▶ [WORK TO DO] All lines holding the string "left" are to be shown.

▶ [MATERIAL PROVIDED]
***

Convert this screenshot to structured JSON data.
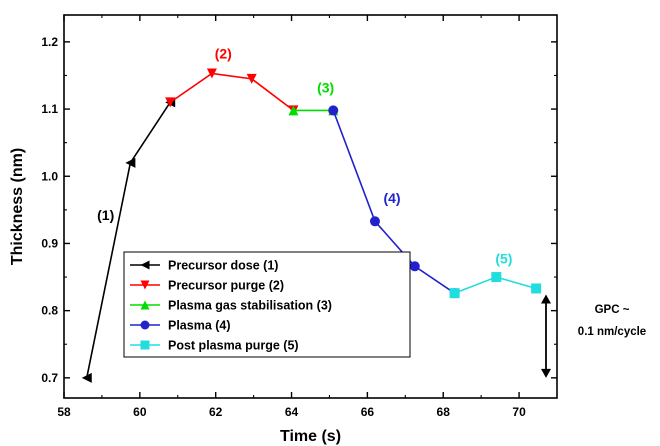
{
  "chart_data": {
    "type": "line",
    "xlabel": "Time (s)",
    "ylabel": "Thickness (nm)",
    "xlim": [
      58,
      71
    ],
    "ylim": [
      0.67,
      1.24
    ],
    "x_ticks": [
      58,
      60,
      62,
      64,
      66,
      68,
      70
    ],
    "y_ticks": [
      0.7,
      0.8,
      0.9,
      1.0,
      1.1,
      1.2
    ],
    "x_tick_labels": [
      "58",
      "60",
      "62",
      "64",
      "66",
      "68",
      "70"
    ],
    "y_tick_labels": [
      "0.7",
      "0.8",
      "0.9",
      "1.0",
      "1.1",
      "1.2"
    ],
    "legend_position": "bottom-left",
    "series": [
      {
        "name": "Precursor dose (1)",
        "color": "#000000",
        "marker": "triangle-left",
        "points": [
          [
            58.6,
            0.7
          ],
          [
            59.75,
            1.02
          ],
          [
            60.8,
            1.11
          ]
        ]
      },
      {
        "name": "Precursor purge (2)",
        "color": "#ff0000",
        "marker": "triangle-down",
        "points": [
          [
            60.8,
            1.11
          ],
          [
            61.9,
            1.153
          ],
          [
            62.95,
            1.145
          ],
          [
            64.05,
            1.098
          ]
        ]
      },
      {
        "name": "Plasma gas stabilisation (3)",
        "color": "#00dd00",
        "marker": "triangle-up",
        "points": [
          [
            64.05,
            1.098
          ],
          [
            65.1,
            1.098
          ]
        ]
      },
      {
        "name": "Plasma (4)",
        "color": "#2222cc",
        "marker": "circle",
        "points": [
          [
            65.1,
            1.098
          ],
          [
            66.2,
            0.933
          ],
          [
            67.25,
            0.866
          ],
          [
            68.3,
            0.826
          ]
        ]
      },
      {
        "name": "Post plasma purge (5)",
        "color": "#22dddd",
        "marker": "square",
        "points": [
          [
            68.3,
            0.826
          ],
          [
            69.4,
            0.85
          ],
          [
            70.45,
            0.833
          ]
        ]
      }
    ],
    "phase_labels": [
      {
        "text": "(1)",
        "x": 59.1,
        "y": 0.935,
        "color": "#000000"
      },
      {
        "text": "(2)",
        "x": 62.2,
        "y": 1.175,
        "color": "#ff0000"
      },
      {
        "text": "(3)",
        "x": 64.9,
        "y": 1.125,
        "color": "#00dd00"
      },
      {
        "text": "(4)",
        "x": 66.65,
        "y": 0.96,
        "color": "#2222cc"
      },
      {
        "text": "(5)",
        "x": 69.6,
        "y": 0.87,
        "color": "#22dddd"
      }
    ],
    "annotation": {
      "line1": "GPC ~",
      "line2": "0.1 nm/cycle",
      "arrow_from": 0.824,
      "arrow_to": 0.7
    }
  }
}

***

▶ [WRITTEN SOLUTION]
    "legend_position": "bottom-left",
        "marker": "triangle-left",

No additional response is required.